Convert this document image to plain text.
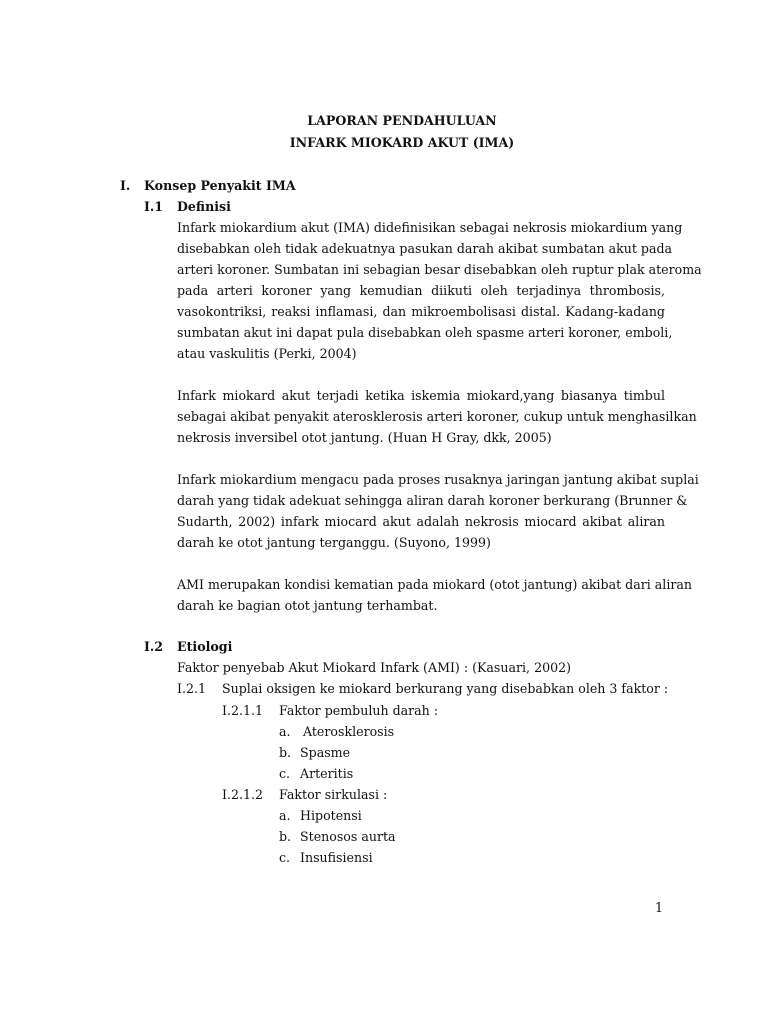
LAPORAN PENDAHULUAN
INFARK MIOKARD AKUT (IMA)
I. Konsep Penyakit IMA
I.1 Definisi
Infark miokardium akut (IMA) didefinisikan sebagai nekrosis miokardium yang
disebabkan oleh tidak adekuatnya pasukan darah akibat sumbatan akut pada
arteri koroner. Sumbatan ini sebagian besar disebabkan oleh ruptur plak ateroma
pada arteri koroner yang kemudian diikuti oleh terjadinya thrombosis,
vasokontriksi, reaksi inflamasi, dan mikroembolisasi distal. Kadang-kadang
sumbatan akut ini dapat pula disebabkan oleh spasme arteri koroner, emboli,
atau vaskulitis (Perki, 2004)
Infark miokard akut terjadi ketika iskemia miokard,yang biasanya timbul
sebagai akibat penyakit aterosklerosis arteri koroner, cukup untuk menghasilkan
nekrosis inversibel otot jantung. (Huan H Gray, dkk, 2005)
Infark miokardium mengacu pada proses rusaknya jaringan jantung akibat suplai
darah yang tidak adekuat sehingga aliran darah koroner berkurang (Brunner &
Sudarth, 2002) infark miocard akut adalah nekrosis miocard akibat aliran
darah ke otot jantung terganggu. (Suyono, 1999)
AMI merupakan kondisi kematian pada miokard (otot jantung) akibat dari aliran
darah ke bagian otot jantung terhambat.
I.2 Etiologi
Faktor penyebab Akut Miokard Infark (AMI) : (Kasuari, 2002)
I.2.1 Suplai oksigen ke miokard berkurang yang disebabkan oleh 3 faktor :
I.2.1.1 Faktor pembuluh darah :
a. Aterosklerosis
b. Spasme
c. Arteritis
I.2.1.2 Faktor sirkulasi :
a. Hipotensi
b. Stenosos aurta
c. Insufisiensi
1
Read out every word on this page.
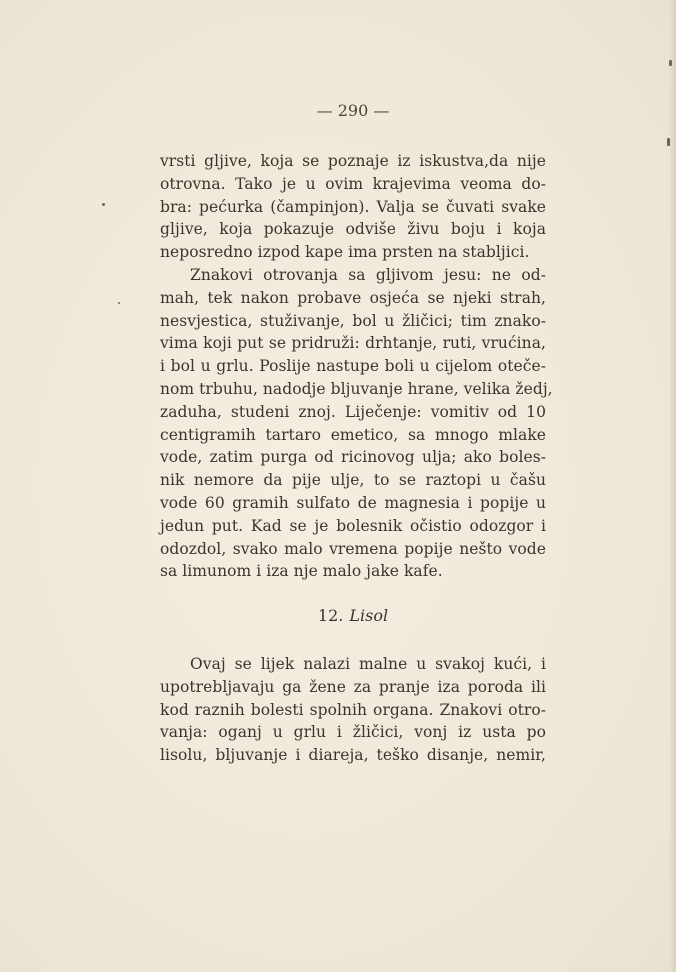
— 290 —
vrsti gljive, koja se poznaje iz iskustva,da nije
otrovna. Tako je u ovim krajevima veoma do-
bra: pećurka (čampinjon). Valja se čuvati svake
gljive, koja pokazuje odviše živu boju i koja
neposredno izpod kape ima prsten na stabljici.
Znakovi otrovanja sa gljivom jesu: ne od-
mah, tek nakon probave osjeća se njeki strah,
nesvjestica, stuživanje, bol u žličici; tim znako-
vima koji put se pridruži: drhtanje, ruti, vrućina,
i bol u grlu. Poslije nastupe boli u cijelom oteče-
nom trbuhu, nadodje bljuvanje hrane, velika žedj,
zaduha, studeni znoj. Liječenje: vomitiv od 10
centigramih tartaro emetico, sa mnogo mlake
vode, zatim purga od ricinovog ulja; ako boles-
nik nemore da pije ulje, to se raztopi u čašu
vode 60 gramih sulfato de magnesia i popije u
jedun put. Kad se je bolesnik očistio odozgor i
odozdol, svako malo vremena popije nešto vode
sa limunom i iza nje malo jake kafe.
12. Lisol
Ovaj se lijek nalazi malne u svakoj kući, i
upotrebljavaju ga žene za pranje iza poroda ili
kod raznih bolesti spolnih organa. Znakovi otro-
vanja: oganj u grlu i žličici, vonj iz usta po
lisolu, bljuvanje i diareja, teško disanje, nemir,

_DIRECTIONS FOR THIS TASK_.
Read through the entries and copy every line that includes "jantung".

_TASK RESULT_.
nekrosis inversibel otot jantung. (Huan H Gray, dkk, 2005)
Infark miokardium mengacu pada proses rusaknya jaringan jantung akibat suplai
darah ke otot jantung terganggu. (Suyono, 1999)
AMI merupakan kondisi kematian pada miokard (otot jantung) akibat dari aliran
darah ke bagian otot jantung terhambat.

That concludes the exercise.